Repeat the lines beginning at the one with "Type out the text in this image." and running to the end of the material, keeping the first and last of them, exactly as they appear.

───── GIVEN DATA

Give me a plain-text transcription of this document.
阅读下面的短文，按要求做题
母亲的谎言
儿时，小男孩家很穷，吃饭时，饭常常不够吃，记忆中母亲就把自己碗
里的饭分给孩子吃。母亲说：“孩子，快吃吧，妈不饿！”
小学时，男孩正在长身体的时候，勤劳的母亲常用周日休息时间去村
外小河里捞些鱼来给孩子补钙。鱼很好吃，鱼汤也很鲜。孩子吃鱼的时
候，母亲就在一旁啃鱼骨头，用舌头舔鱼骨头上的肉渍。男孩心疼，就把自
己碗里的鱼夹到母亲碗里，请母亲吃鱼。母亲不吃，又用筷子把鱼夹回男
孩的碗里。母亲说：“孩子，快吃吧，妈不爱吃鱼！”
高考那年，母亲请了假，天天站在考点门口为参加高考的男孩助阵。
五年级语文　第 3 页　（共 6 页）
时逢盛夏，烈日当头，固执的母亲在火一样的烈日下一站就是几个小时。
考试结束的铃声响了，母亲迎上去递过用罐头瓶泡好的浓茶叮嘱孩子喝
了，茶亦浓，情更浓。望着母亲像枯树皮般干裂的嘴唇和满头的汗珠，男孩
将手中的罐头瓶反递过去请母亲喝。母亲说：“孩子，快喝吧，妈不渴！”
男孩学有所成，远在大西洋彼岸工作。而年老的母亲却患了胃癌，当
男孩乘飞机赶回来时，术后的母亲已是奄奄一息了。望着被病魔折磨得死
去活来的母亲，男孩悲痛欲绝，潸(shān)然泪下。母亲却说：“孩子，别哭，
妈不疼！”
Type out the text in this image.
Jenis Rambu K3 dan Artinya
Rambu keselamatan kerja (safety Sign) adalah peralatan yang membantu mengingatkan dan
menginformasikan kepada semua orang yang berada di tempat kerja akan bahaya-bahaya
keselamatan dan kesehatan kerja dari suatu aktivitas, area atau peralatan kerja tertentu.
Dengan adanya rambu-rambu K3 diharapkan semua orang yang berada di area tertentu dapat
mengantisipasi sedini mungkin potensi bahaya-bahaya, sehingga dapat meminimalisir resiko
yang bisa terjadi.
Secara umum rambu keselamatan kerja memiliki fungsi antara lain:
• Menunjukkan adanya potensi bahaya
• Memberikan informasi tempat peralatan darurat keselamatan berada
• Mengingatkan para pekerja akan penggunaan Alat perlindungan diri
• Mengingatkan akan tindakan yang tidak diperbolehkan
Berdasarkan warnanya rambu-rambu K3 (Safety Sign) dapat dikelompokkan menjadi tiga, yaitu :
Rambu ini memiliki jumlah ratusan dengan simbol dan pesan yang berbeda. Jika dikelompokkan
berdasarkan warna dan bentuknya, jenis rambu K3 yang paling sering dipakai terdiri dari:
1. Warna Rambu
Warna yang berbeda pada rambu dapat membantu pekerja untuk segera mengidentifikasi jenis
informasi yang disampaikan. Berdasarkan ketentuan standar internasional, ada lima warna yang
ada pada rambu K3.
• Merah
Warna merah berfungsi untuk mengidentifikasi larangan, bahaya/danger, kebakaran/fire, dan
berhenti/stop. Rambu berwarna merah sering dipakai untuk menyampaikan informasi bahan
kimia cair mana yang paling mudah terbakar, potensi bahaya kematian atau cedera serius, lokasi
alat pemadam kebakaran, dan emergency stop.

──────────

- [SOLVED PROBLEM]
Type out the text in this image.
Jenis Rambu K3 dan Artinya
Rambu keselamatan kerja (safety Sign) adalah peralatan yang membantu mengingatkan dan
menginformasikan kepada semua orang yang berada di tempat kerja akan bahaya-bahaya
keselamatan dan kesehatan kerja dari suatu aktivitas, area atau peralatan kerja tertentu.
Dengan adanya rambu-rambu K3 diharapkan semua orang yang berada di area tertentu dapat
mengantisipasi sedini mungkin potensi bahaya-bahaya, sehingga dapat meminimalisir resiko
yang bisa terjadi.
Secara umum rambu keselamatan kerja memiliki fungsi antara lain:
• Menunjukkan adanya potensi bahaya
• Memberikan informasi tempat peralatan darurat keselamatan berada
• Mengingatkan para pekerja akan penggunaan Alat perlindungan diri
• Mengingatkan akan tindakan yang tidak diperbolehkan
Berdasarkan warnanya rambu-rambu K3 (Safety Sign) dapat dikelompokkan menjadi tiga, yaitu :
Rambu ini memiliki jumlah ratusan dengan simbol dan pesan yang berbeda. Jika dikelompokkan
berdasarkan warna dan bentuknya, jenis rambu K3 yang paling sering dipakai terdiri dari:
1. Warna Rambu
Warna yang berbeda pada rambu dapat membantu pekerja untuk segera mengidentifikasi jenis
informasi yang disampaikan. Berdasarkan ketentuan standar internasional, ada lima warna yang
ada pada rambu K3.
• Merah
Warna merah berfungsi untuk mengidentifikasi larangan, bahaya/danger, kebakaran/fire, dan
berhenti/stop. Rambu berwarna merah sering dipakai untuk menyampaikan informasi bahan
kimia cair mana yang paling mudah terbakar, potensi bahaya kematian atau cedera serius, lokasi
alat pemadam kebakaran, dan emergency stop.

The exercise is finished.